#### REQUIREMENTS
Within the records below, find each line that holds the string "JSON", then copy it.

#### INPUT
((

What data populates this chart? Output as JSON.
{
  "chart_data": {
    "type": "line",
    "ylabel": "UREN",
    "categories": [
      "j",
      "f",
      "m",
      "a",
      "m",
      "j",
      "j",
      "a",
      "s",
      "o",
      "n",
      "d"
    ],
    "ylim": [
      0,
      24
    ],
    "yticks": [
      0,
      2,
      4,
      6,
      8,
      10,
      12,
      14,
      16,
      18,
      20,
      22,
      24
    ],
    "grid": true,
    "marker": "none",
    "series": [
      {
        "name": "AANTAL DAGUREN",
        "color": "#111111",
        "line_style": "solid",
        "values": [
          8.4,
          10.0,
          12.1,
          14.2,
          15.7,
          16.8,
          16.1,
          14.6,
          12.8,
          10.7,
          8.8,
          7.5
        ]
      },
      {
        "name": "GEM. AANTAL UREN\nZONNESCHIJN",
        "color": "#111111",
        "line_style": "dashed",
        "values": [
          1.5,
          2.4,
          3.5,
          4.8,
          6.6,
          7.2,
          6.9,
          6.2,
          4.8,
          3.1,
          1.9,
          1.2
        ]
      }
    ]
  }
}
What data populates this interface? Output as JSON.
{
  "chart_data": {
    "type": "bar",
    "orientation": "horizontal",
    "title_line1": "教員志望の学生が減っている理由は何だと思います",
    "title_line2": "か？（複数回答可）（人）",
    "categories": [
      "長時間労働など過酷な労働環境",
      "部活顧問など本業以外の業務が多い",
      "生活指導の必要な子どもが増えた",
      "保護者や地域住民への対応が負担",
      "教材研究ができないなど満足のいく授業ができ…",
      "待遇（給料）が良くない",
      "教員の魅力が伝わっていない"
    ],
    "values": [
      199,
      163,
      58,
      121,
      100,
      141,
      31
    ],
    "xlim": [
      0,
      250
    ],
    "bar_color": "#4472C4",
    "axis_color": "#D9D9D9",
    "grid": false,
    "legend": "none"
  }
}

))

#### REPLY TO THE EXERCISE
What data populates this chart? Output as JSON.
What data populates this interface? Output as JSON.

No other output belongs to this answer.